> [EXERCISE DIRECTIONS]: Gather every line in the records below that contains the word "active".

> [DATA SECTION]:
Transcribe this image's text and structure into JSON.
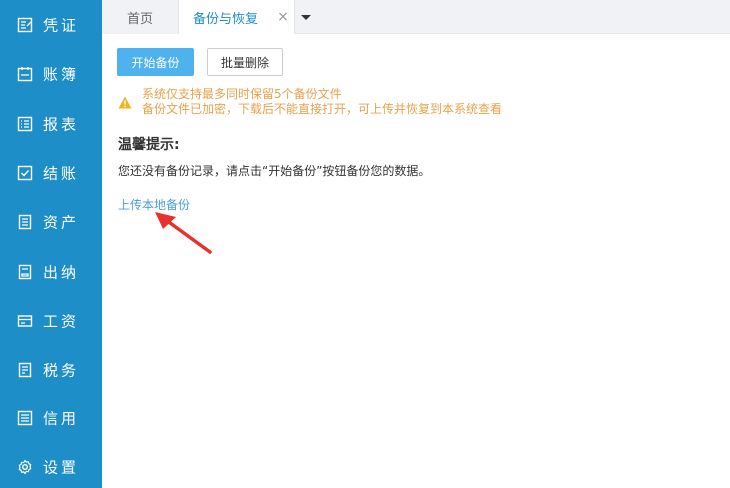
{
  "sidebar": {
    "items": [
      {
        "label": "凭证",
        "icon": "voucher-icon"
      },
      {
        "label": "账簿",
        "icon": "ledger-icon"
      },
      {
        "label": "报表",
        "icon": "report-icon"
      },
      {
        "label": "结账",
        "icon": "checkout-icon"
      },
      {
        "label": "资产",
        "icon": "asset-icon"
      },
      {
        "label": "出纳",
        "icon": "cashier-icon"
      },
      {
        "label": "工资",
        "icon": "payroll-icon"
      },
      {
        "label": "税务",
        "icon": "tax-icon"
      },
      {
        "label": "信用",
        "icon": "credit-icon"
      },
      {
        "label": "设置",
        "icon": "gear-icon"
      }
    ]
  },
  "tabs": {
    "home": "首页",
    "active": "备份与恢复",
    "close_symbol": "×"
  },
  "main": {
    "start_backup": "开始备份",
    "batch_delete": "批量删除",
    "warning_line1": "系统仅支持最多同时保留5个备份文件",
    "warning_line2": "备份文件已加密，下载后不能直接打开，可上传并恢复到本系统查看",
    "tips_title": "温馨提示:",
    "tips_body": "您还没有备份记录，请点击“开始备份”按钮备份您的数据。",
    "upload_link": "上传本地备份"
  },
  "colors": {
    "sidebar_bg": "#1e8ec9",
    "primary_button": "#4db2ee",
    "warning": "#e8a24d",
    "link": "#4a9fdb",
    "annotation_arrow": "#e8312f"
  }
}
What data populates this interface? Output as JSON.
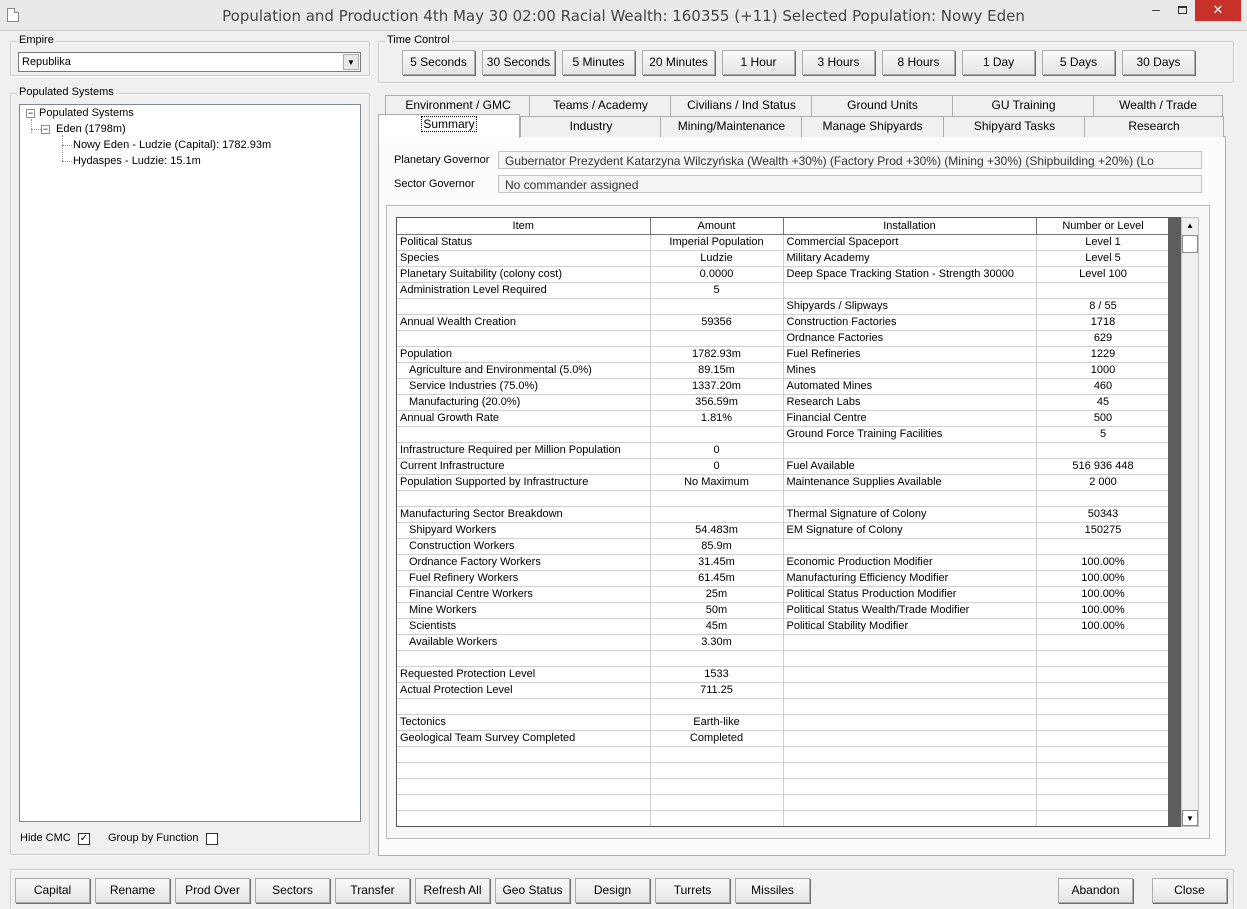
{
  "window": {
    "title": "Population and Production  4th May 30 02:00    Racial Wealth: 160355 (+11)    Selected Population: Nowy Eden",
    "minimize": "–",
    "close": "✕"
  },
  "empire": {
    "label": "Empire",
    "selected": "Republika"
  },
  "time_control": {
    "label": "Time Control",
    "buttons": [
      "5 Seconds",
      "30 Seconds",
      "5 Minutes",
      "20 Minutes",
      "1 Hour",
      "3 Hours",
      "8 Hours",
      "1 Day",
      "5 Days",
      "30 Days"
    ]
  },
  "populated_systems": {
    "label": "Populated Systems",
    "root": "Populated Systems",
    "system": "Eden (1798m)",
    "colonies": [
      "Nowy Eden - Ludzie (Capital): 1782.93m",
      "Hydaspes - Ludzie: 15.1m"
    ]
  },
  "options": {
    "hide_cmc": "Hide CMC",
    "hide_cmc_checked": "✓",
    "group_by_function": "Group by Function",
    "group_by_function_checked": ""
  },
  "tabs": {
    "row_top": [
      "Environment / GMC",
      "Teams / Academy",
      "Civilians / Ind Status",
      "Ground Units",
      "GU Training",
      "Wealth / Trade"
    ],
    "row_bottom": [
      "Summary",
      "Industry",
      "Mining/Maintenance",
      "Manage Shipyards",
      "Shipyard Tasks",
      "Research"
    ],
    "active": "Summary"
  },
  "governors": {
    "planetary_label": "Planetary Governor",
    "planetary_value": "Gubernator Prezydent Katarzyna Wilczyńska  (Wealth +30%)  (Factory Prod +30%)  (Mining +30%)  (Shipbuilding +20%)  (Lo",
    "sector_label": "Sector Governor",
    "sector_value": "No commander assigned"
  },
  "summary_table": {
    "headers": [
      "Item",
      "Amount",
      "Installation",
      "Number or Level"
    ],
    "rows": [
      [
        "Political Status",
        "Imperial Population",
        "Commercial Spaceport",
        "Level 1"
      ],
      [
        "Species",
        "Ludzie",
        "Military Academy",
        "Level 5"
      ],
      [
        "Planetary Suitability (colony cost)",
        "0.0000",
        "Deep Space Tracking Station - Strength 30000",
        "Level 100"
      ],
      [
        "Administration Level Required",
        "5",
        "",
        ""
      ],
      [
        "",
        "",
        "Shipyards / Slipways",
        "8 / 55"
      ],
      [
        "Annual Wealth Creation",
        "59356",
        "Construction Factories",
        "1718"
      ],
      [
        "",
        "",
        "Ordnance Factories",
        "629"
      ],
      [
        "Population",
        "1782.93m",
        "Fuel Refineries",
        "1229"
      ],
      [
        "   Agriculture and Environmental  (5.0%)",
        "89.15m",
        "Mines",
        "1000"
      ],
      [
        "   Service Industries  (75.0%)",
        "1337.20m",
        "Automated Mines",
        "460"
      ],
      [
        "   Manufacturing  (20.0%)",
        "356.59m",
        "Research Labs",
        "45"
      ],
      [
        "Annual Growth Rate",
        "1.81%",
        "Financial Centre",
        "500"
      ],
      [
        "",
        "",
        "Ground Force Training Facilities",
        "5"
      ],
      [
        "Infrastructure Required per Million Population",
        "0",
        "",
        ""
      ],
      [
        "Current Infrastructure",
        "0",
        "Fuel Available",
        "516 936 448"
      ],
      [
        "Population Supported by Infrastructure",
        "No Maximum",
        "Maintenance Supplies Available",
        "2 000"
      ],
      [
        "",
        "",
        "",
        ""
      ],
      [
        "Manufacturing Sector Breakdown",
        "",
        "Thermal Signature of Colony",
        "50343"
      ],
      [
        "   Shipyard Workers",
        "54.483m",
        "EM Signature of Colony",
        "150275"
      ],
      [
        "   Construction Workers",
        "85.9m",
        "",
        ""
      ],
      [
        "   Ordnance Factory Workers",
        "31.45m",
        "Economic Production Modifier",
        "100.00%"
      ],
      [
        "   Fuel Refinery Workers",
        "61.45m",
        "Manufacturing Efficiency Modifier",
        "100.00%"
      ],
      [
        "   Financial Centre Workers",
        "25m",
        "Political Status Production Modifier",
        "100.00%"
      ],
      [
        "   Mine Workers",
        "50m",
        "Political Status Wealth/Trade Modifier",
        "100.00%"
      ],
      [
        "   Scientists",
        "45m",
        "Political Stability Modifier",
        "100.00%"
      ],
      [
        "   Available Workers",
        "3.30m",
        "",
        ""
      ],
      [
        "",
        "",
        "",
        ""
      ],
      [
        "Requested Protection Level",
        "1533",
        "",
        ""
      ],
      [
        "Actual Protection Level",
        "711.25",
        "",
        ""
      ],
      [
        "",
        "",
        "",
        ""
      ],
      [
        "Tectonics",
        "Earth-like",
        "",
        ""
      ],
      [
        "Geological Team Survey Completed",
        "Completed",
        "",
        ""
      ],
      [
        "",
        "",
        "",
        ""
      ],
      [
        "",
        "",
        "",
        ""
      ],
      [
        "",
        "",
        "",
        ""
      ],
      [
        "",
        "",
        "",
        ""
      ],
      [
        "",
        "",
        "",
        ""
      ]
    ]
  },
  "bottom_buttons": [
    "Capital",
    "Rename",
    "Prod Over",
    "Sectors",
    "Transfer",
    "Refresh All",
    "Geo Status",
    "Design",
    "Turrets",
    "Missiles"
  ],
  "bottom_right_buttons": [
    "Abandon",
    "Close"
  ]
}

---

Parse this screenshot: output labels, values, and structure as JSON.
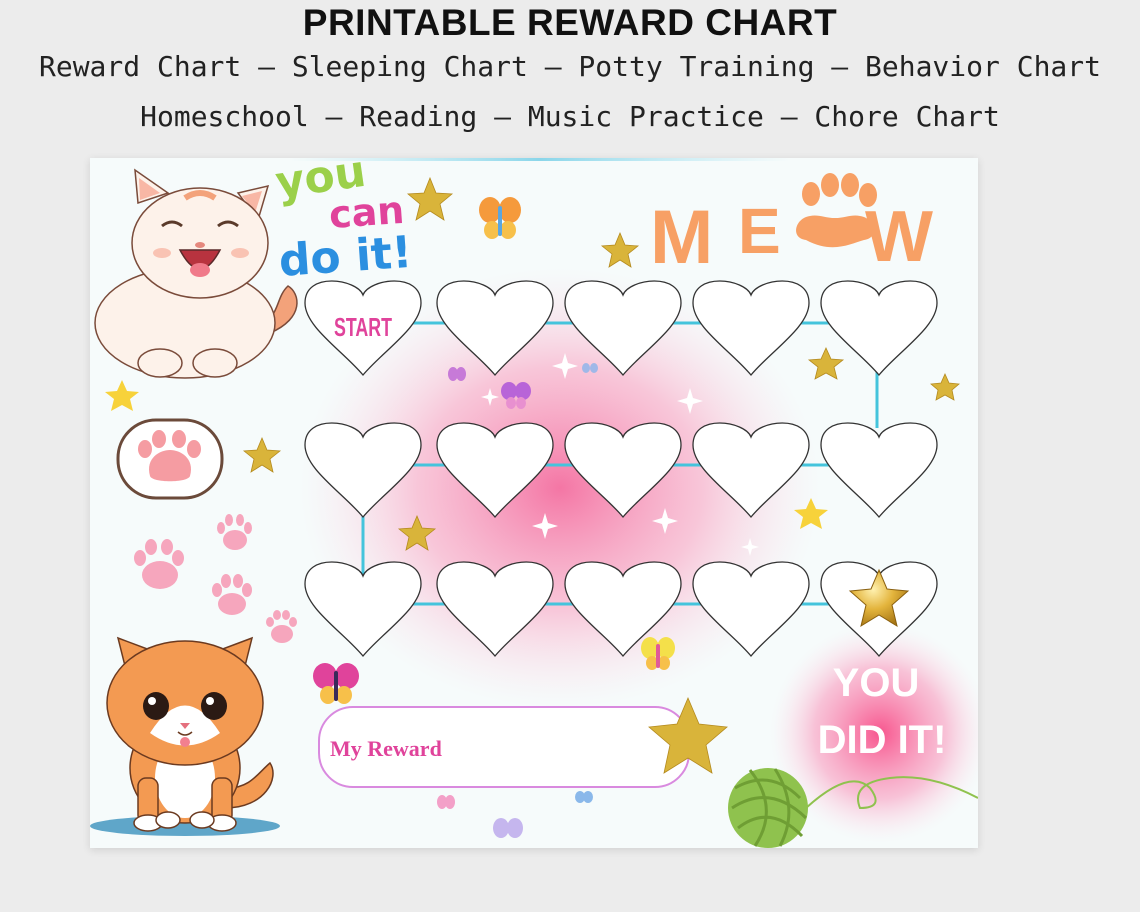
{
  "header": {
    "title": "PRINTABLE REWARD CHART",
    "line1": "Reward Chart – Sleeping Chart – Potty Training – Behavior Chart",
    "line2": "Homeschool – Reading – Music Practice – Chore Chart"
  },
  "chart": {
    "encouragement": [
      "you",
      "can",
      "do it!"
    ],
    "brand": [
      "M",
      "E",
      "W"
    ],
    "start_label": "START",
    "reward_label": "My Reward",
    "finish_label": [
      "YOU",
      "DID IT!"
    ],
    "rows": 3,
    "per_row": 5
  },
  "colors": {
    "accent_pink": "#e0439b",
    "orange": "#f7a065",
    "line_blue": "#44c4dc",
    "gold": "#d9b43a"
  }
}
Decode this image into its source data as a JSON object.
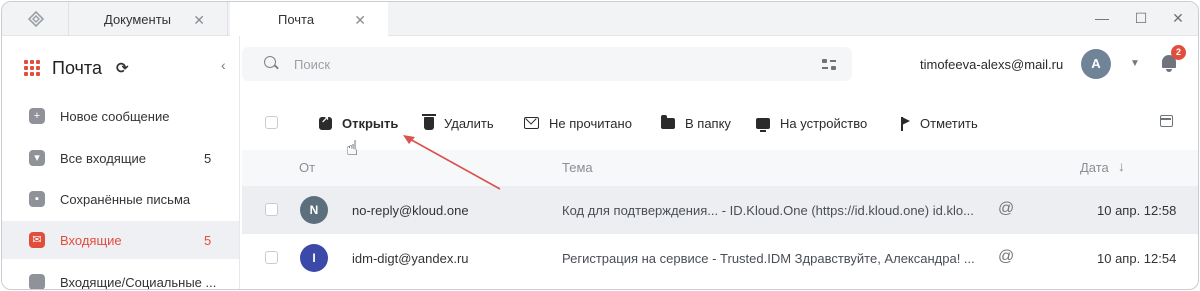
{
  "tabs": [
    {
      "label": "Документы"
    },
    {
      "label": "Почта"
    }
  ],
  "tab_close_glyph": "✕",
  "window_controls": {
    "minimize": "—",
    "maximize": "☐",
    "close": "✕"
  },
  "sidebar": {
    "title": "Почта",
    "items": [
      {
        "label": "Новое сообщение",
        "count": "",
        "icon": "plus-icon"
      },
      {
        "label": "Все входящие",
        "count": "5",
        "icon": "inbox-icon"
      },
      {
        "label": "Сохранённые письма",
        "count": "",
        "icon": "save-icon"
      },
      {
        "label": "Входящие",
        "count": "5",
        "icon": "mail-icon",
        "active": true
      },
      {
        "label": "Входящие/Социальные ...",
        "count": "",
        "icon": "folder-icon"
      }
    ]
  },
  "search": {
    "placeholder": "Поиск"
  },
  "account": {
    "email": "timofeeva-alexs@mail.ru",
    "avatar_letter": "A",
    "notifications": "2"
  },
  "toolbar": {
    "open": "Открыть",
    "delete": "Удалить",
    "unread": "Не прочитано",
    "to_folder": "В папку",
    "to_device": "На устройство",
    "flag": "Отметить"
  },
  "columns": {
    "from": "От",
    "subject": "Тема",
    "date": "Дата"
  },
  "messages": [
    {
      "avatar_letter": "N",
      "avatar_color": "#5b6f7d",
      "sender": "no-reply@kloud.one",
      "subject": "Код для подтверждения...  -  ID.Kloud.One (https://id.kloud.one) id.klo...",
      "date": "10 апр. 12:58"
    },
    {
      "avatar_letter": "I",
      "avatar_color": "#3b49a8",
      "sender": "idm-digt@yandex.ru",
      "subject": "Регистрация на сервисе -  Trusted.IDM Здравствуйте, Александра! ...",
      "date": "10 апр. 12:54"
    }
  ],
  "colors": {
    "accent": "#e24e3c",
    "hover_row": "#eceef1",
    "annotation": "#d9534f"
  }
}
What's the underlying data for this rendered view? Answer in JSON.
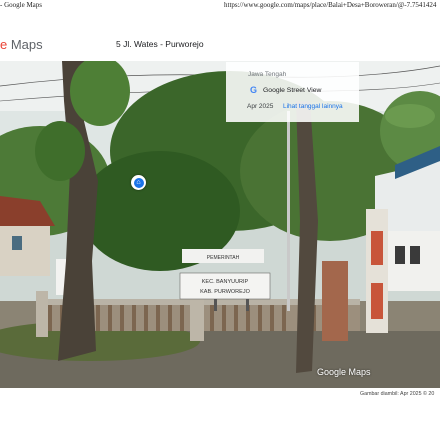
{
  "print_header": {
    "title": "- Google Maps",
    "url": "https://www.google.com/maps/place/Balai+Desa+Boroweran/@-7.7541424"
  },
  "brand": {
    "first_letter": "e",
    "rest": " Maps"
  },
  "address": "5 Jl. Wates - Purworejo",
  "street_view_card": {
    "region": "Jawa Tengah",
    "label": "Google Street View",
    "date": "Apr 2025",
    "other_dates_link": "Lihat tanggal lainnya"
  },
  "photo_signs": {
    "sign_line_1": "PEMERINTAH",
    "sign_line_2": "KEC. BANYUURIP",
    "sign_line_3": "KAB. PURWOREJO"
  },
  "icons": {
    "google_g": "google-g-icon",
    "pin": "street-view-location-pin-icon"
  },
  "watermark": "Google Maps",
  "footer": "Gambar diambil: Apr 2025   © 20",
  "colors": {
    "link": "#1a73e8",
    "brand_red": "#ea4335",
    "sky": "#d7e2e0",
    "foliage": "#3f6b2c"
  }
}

* * *

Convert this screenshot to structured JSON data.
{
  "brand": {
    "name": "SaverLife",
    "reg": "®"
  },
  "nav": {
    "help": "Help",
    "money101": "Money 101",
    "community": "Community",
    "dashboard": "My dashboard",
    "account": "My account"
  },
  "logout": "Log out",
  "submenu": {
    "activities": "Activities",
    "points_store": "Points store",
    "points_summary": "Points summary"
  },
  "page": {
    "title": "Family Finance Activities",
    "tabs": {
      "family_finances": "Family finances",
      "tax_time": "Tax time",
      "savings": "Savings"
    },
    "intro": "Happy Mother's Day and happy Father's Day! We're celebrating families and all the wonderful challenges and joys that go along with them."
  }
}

> [THE REPLY]:
    "active": "备份与恢复",
    "active": "Summary"
        "active": true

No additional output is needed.